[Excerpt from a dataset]
+ + +
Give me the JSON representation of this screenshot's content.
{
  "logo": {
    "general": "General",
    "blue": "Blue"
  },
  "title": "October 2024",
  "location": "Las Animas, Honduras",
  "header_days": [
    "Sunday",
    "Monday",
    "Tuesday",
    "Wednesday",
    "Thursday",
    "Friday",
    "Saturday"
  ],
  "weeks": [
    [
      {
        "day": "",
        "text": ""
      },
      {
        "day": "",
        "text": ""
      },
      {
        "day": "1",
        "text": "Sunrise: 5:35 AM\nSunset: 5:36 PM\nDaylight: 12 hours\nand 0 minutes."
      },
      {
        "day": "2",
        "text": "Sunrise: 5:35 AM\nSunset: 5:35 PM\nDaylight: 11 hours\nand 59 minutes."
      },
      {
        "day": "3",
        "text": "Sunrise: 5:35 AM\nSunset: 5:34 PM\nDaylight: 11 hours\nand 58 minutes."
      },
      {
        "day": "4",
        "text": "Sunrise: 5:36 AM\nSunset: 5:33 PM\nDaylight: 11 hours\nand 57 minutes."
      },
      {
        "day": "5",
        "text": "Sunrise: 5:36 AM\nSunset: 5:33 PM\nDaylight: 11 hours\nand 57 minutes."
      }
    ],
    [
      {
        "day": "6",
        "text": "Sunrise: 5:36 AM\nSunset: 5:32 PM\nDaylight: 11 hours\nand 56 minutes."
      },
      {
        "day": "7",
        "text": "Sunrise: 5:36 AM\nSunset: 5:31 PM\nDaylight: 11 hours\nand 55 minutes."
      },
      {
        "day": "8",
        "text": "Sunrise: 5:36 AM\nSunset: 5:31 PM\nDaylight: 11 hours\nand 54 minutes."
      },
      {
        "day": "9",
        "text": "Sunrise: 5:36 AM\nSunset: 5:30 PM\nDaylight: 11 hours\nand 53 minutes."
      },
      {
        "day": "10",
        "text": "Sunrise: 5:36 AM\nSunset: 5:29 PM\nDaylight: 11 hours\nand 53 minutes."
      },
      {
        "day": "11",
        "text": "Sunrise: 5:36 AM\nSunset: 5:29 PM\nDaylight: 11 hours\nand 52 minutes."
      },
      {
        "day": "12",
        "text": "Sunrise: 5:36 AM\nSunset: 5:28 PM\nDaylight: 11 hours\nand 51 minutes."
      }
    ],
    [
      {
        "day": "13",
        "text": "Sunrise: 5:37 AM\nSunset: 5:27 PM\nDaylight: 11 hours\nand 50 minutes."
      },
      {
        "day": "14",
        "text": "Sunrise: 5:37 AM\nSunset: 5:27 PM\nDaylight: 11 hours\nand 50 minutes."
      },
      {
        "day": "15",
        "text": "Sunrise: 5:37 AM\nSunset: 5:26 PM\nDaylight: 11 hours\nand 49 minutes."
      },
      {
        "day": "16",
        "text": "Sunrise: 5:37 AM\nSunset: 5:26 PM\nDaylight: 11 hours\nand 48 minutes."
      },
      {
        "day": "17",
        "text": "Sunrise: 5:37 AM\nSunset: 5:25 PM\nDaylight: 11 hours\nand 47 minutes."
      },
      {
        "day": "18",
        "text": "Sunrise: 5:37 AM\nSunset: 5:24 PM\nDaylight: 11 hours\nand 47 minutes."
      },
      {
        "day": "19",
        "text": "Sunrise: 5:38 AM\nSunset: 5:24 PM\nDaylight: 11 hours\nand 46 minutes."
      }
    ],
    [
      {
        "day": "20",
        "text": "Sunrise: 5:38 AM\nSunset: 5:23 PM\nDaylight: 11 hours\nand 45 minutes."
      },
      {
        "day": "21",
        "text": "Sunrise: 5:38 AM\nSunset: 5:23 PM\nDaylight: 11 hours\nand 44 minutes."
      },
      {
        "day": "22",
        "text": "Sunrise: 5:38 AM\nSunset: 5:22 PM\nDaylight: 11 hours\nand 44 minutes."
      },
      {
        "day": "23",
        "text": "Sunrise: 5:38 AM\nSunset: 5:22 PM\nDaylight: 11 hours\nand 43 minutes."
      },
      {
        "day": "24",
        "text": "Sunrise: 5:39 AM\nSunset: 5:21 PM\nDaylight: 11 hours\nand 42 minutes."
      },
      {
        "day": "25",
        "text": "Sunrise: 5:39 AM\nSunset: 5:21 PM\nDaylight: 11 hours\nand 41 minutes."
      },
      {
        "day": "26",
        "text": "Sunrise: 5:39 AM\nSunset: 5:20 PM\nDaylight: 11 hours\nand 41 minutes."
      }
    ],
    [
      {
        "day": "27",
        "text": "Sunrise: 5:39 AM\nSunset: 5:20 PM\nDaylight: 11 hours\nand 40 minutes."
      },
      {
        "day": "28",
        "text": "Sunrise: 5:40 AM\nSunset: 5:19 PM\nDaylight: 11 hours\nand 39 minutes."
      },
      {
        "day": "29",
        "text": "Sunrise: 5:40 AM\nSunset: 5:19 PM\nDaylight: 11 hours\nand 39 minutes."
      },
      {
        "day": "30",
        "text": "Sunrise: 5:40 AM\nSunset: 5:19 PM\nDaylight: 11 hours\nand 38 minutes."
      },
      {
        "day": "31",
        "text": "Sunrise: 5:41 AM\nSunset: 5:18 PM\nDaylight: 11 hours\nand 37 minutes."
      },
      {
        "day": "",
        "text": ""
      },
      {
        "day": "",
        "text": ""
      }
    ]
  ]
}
+ + +
Required task =>
Output the listing above without altering a single character.

Result of this task =>
Give me the JSON representation of this screenshot's content.
{
  "logo": {
    "general": "General",
    "blue": "Blue"
  },
  "title": "October 2024",
  "location": "Las Animas, Honduras",
  "header_days": [
    "Sunday",
    "Monday",
    "Tuesday",
    "Wednesday",
    "Thursday",
    "Friday",
    "Saturday"
  ],
  "weeks": [
    [
      {
        "day": "",
        "text": ""
      },
      {
        "day": "",
        "text": ""
      },
      {
        "day": "1",
        "text": "Sunrise: 5:35 AM\nSunset: 5:36 PM\nDaylight: 12 hours\nand 0 minutes."
      },
      {
        "day": "2",
        "text": "Sunrise: 5:35 AM\nSunset: 5:35 PM\nDaylight: 11 hours\nand 59 minutes."
      },
      {
        "day": "3",
        "text": "Sunrise: 5:35 AM\nSunset: 5:34 PM\nDaylight: 11 hours\nand 58 minutes."
      },
      {
        "day": "4",
        "text": "Sunrise: 5:36 AM\nSunset: 5:33 PM\nDaylight: 11 hours\nand 57 minutes."
      },
      {
        "day": "5",
        "text": "Sunrise: 5:36 AM\nSunset: 5:33 PM\nDaylight: 11 hours\nand 57 minutes."
      }
    ],
    [
      {
        "day": "6",
        "text": "Sunrise: 5:36 AM\nSunset: 5:32 PM\nDaylight: 11 hours\nand 56 minutes."
      },
      {
        "day": "7",
        "text": "Sunrise: 5:36 AM\nSunset: 5:31 PM\nDaylight: 11 hours\nand 55 minutes."
      },
      {
        "day": "8",
        "text": "Sunrise: 5:36 AM\nSunset: 5:31 PM\nDaylight: 11 hours\nand 54 minutes."
      },
      {
        "day": "9",
        "text": "Sunrise: 5:36 AM\nSunset: 5:30 PM\nDaylight: 11 hours\nand 53 minutes."
      },
      {
        "day": "10",
        "text": "Sunrise: 5:36 AM\nSunset: 5:29 PM\nDaylight: 11 hours\nand 53 minutes."
      },
      {
        "day": "11",
        "text": "Sunrise: 5:36 AM\nSunset: 5:29 PM\nDaylight: 11 hours\nand 52 minutes."
      },
      {
        "day": "12",
        "text": "Sunrise: 5:36 AM\nSunset: 5:28 PM\nDaylight: 11 hours\nand 51 minutes."
      }
    ],
    [
      {
        "day": "13",
        "text": "Sunrise: 5:37 AM\nSunset: 5:27 PM\nDaylight: 11 hours\nand 50 minutes."
      },
      {
        "day": "14",
        "text": "Sunrise: 5:37 AM\nSunset: 5:27 PM\nDaylight: 11 hours\nand 50 minutes."
      },
      {
        "day": "15",
        "text": "Sunrise: 5:37 AM\nSunset: 5:26 PM\nDaylight: 11 hours\nand 49 minutes."
      },
      {
        "day": "16",
        "text": "Sunrise: 5:37 AM\nSunset: 5:26 PM\nDaylight: 11 hours\nand 48 minutes."
      },
      {
        "day": "17",
        "text": "Sunrise: 5:37 AM\nSunset: 5:25 PM\nDaylight: 11 hours\nand 47 minutes."
      },
      {
        "day": "18",
        "text": "Sunrise: 5:37 AM\nSunset: 5:24 PM\nDaylight: 11 hours\nand 47 minutes."
      },
      {
        "day": "19",
        "text": "Sunrise: 5:38 AM\nSunset: 5:24 PM\nDaylight: 11 hours\nand 46 minutes."
      }
    ],
    [
      {
        "day": "20",
        "text": "Sunrise: 5:38 AM\nSunset: 5:23 PM\nDaylight: 11 hours\nand 45 minutes."
      },
      {
        "day": "21",
        "text": "Sunrise: 5:38 AM\nSunset: 5:23 PM\nDaylight: 11 hours\nand 44 minutes."
      },
      {
        "day": "22",
        "text": "Sunrise: 5:38 AM\nSunset: 5:22 PM\nDaylight: 11 hours\nand 44 minutes."
      },
      {
        "day": "23",
        "text": "Sunrise: 5:38 AM\nSunset: 5:22 PM\nDaylight: 11 hours\nand 43 minutes."
      },
      {
        "day": "24",
        "text": "Sunrise: 5:39 AM\nSunset: 5:21 PM\nDaylight: 11 hours\nand 42 minutes."
      },
      {
        "day": "25",
        "text": "Sunrise: 5:39 AM\nSunset: 5:21 PM\nDaylight: 11 hours\nand 41 minutes."
      },
      {
        "day": "26",
        "text": "Sunrise: 5:39 AM\nSunset: 5:20 PM\nDaylight: 11 hours\nand 41 minutes."
      }
    ],
    [
      {
        "day": "27",
        "text": "Sunrise: 5:39 AM\nSunset: 5:20 PM\nDaylight: 11 hours\nand 40 minutes."
      },
      {
        "day": "28",
        "text": "Sunrise: 5:40 AM\nSunset: 5:19 PM\nDaylight: 11 hours\nand 39 minutes."
      },
      {
        "day": "29",
        "text": "Sunrise: 5:40 AM\nSunset: 5:19 PM\nDaylight: 11 hours\nand 39 minutes."
      },
      {
        "day": "30",
        "text": "Sunrise: 5:40 AM\nSunset: 5:19 PM\nDaylight: 11 hours\nand 38 minutes."
      },
      {
        "day": "31",
        "text": "Sunrise: 5:41 AM\nSunset: 5:18 PM\nDaylight: 11 hours\nand 37 minutes."
      },
      {
        "day": "",
        "text": ""
      },
      {
        "day": "",
        "text": ""
      }
    ]
  ]
}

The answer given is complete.